A run of records:
===

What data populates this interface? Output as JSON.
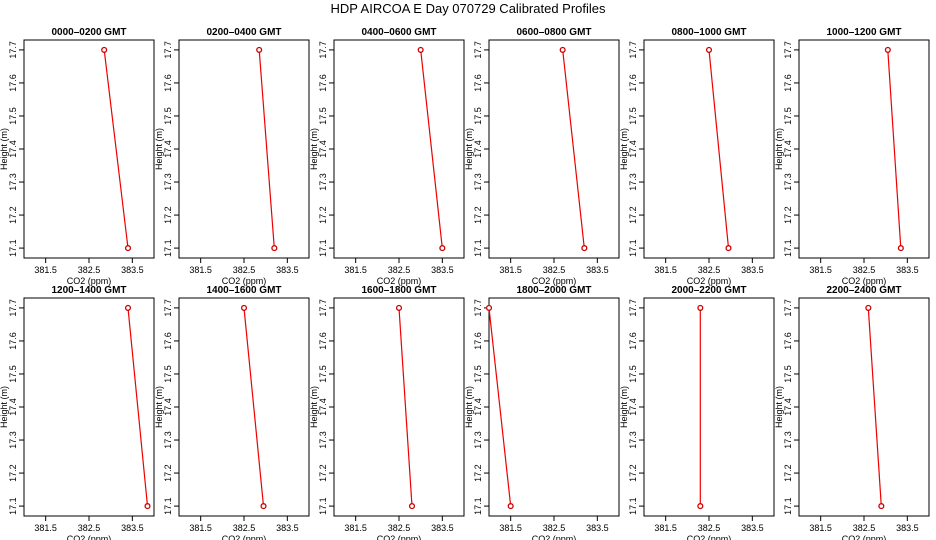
{
  "title": "HDP AIRCOA E  Day 070729  Calibrated Profiles",
  "chart_data": {
    "type": "line",
    "layout": "2 rows x 6 columns",
    "xlabel": "CO2 (ppm)",
    "ylabel": "Height (m)",
    "xlim": [
      381.0,
      384.0
    ],
    "ylim": [
      17.07,
      17.73
    ],
    "xticks": [
      381.5,
      382.5,
      383.5
    ],
    "xtick_labels": [
      "381.5",
      "382.5",
      "383.5"
    ],
    "yticks": [
      17.1,
      17.2,
      17.3,
      17.4,
      17.5,
      17.6,
      17.7
    ],
    "ytick_labels": [
      "17.1",
      "17.2",
      "17.3",
      "17.4",
      "17.5",
      "17.6",
      "17.7"
    ],
    "panels": [
      {
        "title": "0000–0200 GMT",
        "points": [
          {
            "x": 382.85,
            "y": 17.7
          },
          {
            "x": 383.4,
            "y": 17.1
          }
        ]
      },
      {
        "title": "0200–0400 GMT",
        "points": [
          {
            "x": 382.85,
            "y": 17.7
          },
          {
            "x": 383.2,
            "y": 17.1
          }
        ]
      },
      {
        "title": "0400–0600 GMT",
        "points": [
          {
            "x": 383.0,
            "y": 17.7
          },
          {
            "x": 383.5,
            "y": 17.1
          }
        ]
      },
      {
        "title": "0600–0800 GMT",
        "points": [
          {
            "x": 382.7,
            "y": 17.7
          },
          {
            "x": 383.2,
            "y": 17.1
          }
        ]
      },
      {
        "title": "0800–1000 GMT",
        "points": [
          {
            "x": 382.5,
            "y": 17.7
          },
          {
            "x": 382.95,
            "y": 17.1
          }
        ]
      },
      {
        "title": "1000–1200 GMT",
        "points": [
          {
            "x": 383.05,
            "y": 17.7
          },
          {
            "x": 383.35,
            "y": 17.1
          }
        ]
      },
      {
        "title": "1200–1400 GMT",
        "points": [
          {
            "x": 383.4,
            "y": 17.7
          },
          {
            "x": 383.85,
            "y": 17.1
          }
        ]
      },
      {
        "title": "1400–1600 GMT",
        "points": [
          {
            "x": 382.5,
            "y": 17.7
          },
          {
            "x": 382.95,
            "y": 17.1
          }
        ]
      },
      {
        "title": "1600–1800 GMT",
        "points": [
          {
            "x": 382.5,
            "y": 17.7
          },
          {
            "x": 382.8,
            "y": 17.1
          }
        ]
      },
      {
        "title": "1800–2000 GMT",
        "points": [
          {
            "x": 381.0,
            "y": 17.7
          },
          {
            "x": 381.5,
            "y": 17.1
          }
        ]
      },
      {
        "title": "2000–2200 GMT",
        "points": [
          {
            "x": 382.3,
            "y": 17.7
          },
          {
            "x": 382.3,
            "y": 17.1
          }
        ]
      },
      {
        "title": "2200–2400 GMT",
        "points": [
          {
            "x": 382.6,
            "y": 17.7
          },
          {
            "x": 382.9,
            "y": 17.1
          }
        ]
      }
    ],
    "colors": {
      "line": "#ee0000",
      "marker": "#cc0000"
    },
    "marker": "open-circle",
    "grid": false,
    "legend": "none"
  }
}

===

▸ WRITTEN INSTRUCTION: Reproduce every record word for word. The copy must contain no pictures.

▸ SOLUTION BELOW:
What data populates this interface? Output as JSON.
{
  "title": "HDP AIRCOA E  Day 070729  Calibrated Profiles",
  "chart_data": {
    "type": "line",
    "layout": "2 rows x 6 columns",
    "xlabel": "CO2 (ppm)",
    "ylabel": "Height (m)",
    "xlim": [
      381.0,
      384.0
    ],
    "ylim": [
      17.07,
      17.73
    ],
    "xticks": [
      381.5,
      382.5,
      383.5
    ],
    "xtick_labels": [
      "381.5",
      "382.5",
      "383.5"
    ],
    "yticks": [
      17.1,
      17.2,
      17.3,
      17.4,
      17.5,
      17.6,
      17.7
    ],
    "ytick_labels": [
      "17.1",
      "17.2",
      "17.3",
      "17.4",
      "17.5",
      "17.6",
      "17.7"
    ],
    "panels": [
      {
        "title": "0000–0200 GMT",
        "points": [
          {
            "x": 382.85,
            "y": 17.7
          },
          {
            "x": 383.4,
            "y": 17.1
          }
        ]
      },
      {
        "title": "0200–0400 GMT",
        "points": [
          {
            "x": 382.85,
            "y": 17.7
          },
          {
            "x": 383.2,
            "y": 17.1
          }
        ]
      },
      {
        "title": "0400–0600 GMT",
        "points": [
          {
            "x": 383.0,
            "y": 17.7
          },
          {
            "x": 383.5,
            "y": 17.1
          }
        ]
      },
      {
        "title": "0600–0800 GMT",
        "points": [
          {
            "x": 382.7,
            "y": 17.7
          },
          {
            "x": 383.2,
            "y": 17.1
          }
        ]
      },
      {
        "title": "0800–1000 GMT",
        "points": [
          {
            "x": 382.5,
            "y": 17.7
          },
          {
            "x": 382.95,
            "y": 17.1
          }
        ]
      },
      {
        "title": "1000–1200 GMT",
        "points": [
          {
            "x": 383.05,
            "y": 17.7
          },
          {
            "x": 383.35,
            "y": 17.1
          }
        ]
      },
      {
        "title": "1200–1400 GMT",
        "points": [
          {
            "x": 383.4,
            "y": 17.7
          },
          {
            "x": 383.85,
            "y": 17.1
          }
        ]
      },
      {
        "title": "1400–1600 GMT",
        "points": [
          {
            "x": 382.5,
            "y": 17.7
          },
          {
            "x": 382.95,
            "y": 17.1
          }
        ]
      },
      {
        "title": "1600–1800 GMT",
        "points": [
          {
            "x": 382.5,
            "y": 17.7
          },
          {
            "x": 382.8,
            "y": 17.1
          }
        ]
      },
      {
        "title": "1800–2000 GMT",
        "points": [
          {
            "x": 381.0,
            "y": 17.7
          },
          {
            "x": 381.5,
            "y": 17.1
          }
        ]
      },
      {
        "title": "2000–2200 GMT",
        "points": [
          {
            "x": 382.3,
            "y": 17.7
          },
          {
            "x": 382.3,
            "y": 17.1
          }
        ]
      },
      {
        "title": "2200–2400 GMT",
        "points": [
          {
            "x": 382.6,
            "y": 17.7
          },
          {
            "x": 382.9,
            "y": 17.1
          }
        ]
      }
    ],
    "colors": {
      "line": "#ee0000",
      "marker": "#cc0000"
    },
    "marker": "open-circle",
    "grid": false,
    "legend": "none"
  }
}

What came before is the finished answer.